(YOUR INSTRUCTIONS): Each line below should be retyped exactly, with no pictures.

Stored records
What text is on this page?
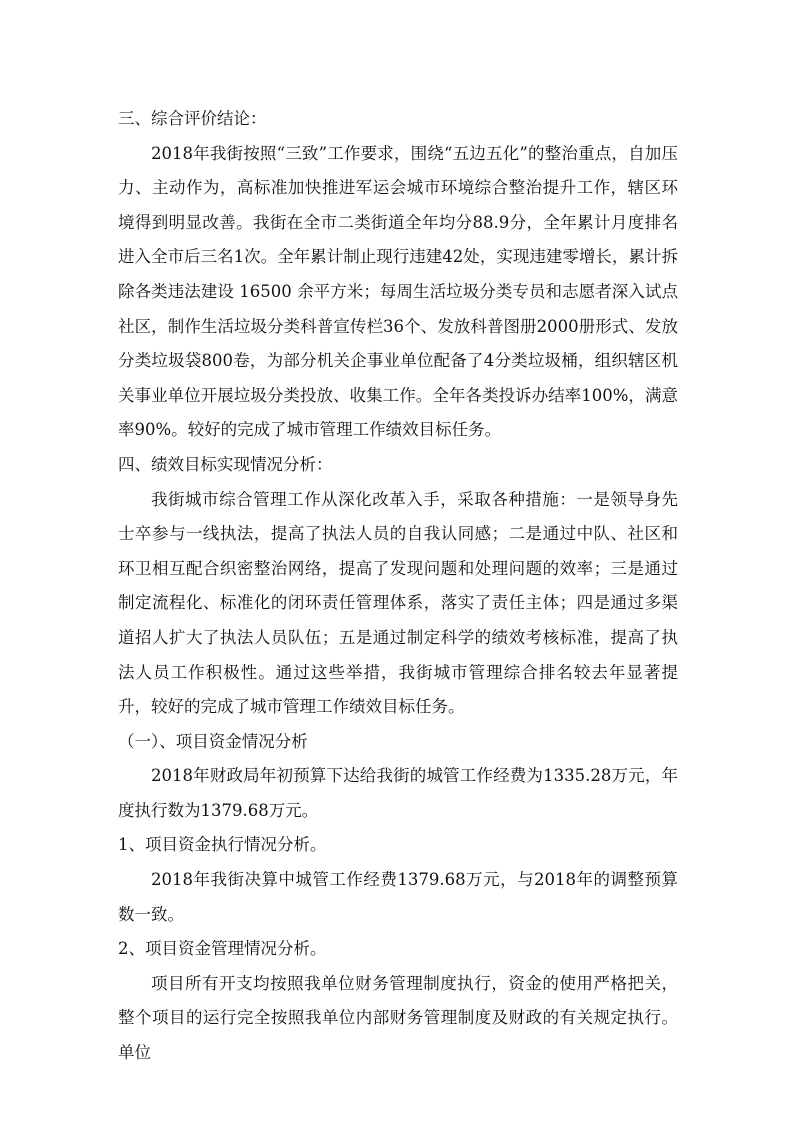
三、综合评价结论：

2018年我街按照“三致”工作要求，围绕“五边五化”的整治重点，自加压力、主动作为，高标准加快推进军运会城市环境综合整治提升工作，辖区环境得到明显改善。我街在全市二类街道全年均分88.9分，全年累计月度排名进入全市后三名1次。全年累计制止现行违建42处，实现违建零增长，累计拆除各类违法建设 16500 余平方米；每周生活垃圾分类专员和志愿者深入试点社区，制作生活垃圾分类科普宣传栏36个、发放科普图册2000册形式、发放分类垃圾袋800卷，为部分机关企事业单位配备了4分类垃圾桶，组织辖区机关事业单位开展垃圾分类投放、收集工作。全年各类投诉办结率100%，满意率90%。较好的完成了城市管理工作绩效目标任务。

四、绩效目标实现情况分析：

我街城市综合管理工作从深化改革入手，采取各种措施：一是领导身先士卒参与一线执法，提高了执法人员的自我认同感；二是通过中队、社区和环卫相互配合织密整治网络，提高了发现问题和处理问题的效率；三是通过制定流程化、标准化的闭环责任管理体系，落实了责任主体；四是通过多渠道招人扩大了执法人员队伍；五是通过制定科学的绩效考核标准，提高了执法人员工作积极性。通过这些举措，我街城市管理综合排名较去年显著提升，较好的完成了城市管理工作绩效目标任务。

（一）、项目资金情况分析

2018年财政局年初预算下达给我街的城管工作经费为1335.28万元，年度执行数为1379.68万元。

1、项目资金执行情况分析。

2018年我街决算中城管工作经费1379.68万元，与2018年的调整预算数一致。

2、项目资金管理情况分析。

项目所有开支均按照我单位财务管理制度执行，资金的使用严格把关，整个项目的运行完全按照我单位内部财务管理制度及财政的有关规定执行。单位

(WRITTEN ANSWER):
What text is on this page?
三、综合评价结论：

2018年我街按照“三致”工作要求，围绕“五边五化”的整治重点，自加压力、主动作为，高标准加快推进军运会城市环境综合整治提升工作，辖区环境得到明显改善。我街在全市二类街道全年均分88.9分，全年累计月度排名进入全市后三名1次。全年累计制止现行违建42处，实现违建零增长，累计拆除各类违法建设 16500 余平方米；每周生活垃圾分类专员和志愿者深入试点社区，制作生活垃圾分类科普宣传栏36个、发放科普图册2000册形式、发放分类垃圾袋800卷，为部分机关企事业单位配备了4分类垃圾桶，组织辖区机关事业单位开展垃圾分类投放、收集工作。全年各类投诉办结率100%，满意率90%。较好的完成了城市管理工作绩效目标任务。

四、绩效目标实现情况分析：

我街城市综合管理工作从深化改革入手，采取各种措施：一是领导身先士卒参与一线执法，提高了执法人员的自我认同感；二是通过中队、社区和环卫相互配合织密整治网络，提高了发现问题和处理问题的效率；三是通过制定流程化、标准化的闭环责任管理体系，落实了责任主体；四是通过多渠道招人扩大了执法人员队伍；五是通过制定科学的绩效考核标准，提高了执法人员工作积极性。通过这些举措，我街城市管理综合排名较去年显著提升，较好的完成了城市管理工作绩效目标任务。

（一）、项目资金情况分析

2018年财政局年初预算下达给我街的城管工作经费为1335.28万元，年度执行数为1379.68万元。

1、项目资金执行情况分析。

2018年我街决算中城管工作经费1379.68万元，与2018年的调整预算数一致。

2、项目资金管理情况分析。

项目所有开支均按照我单位财务管理制度执行，资金的使用严格把关，整个项目的运行完全按照我单位内部财务管理制度及财政的有关规定执行。单位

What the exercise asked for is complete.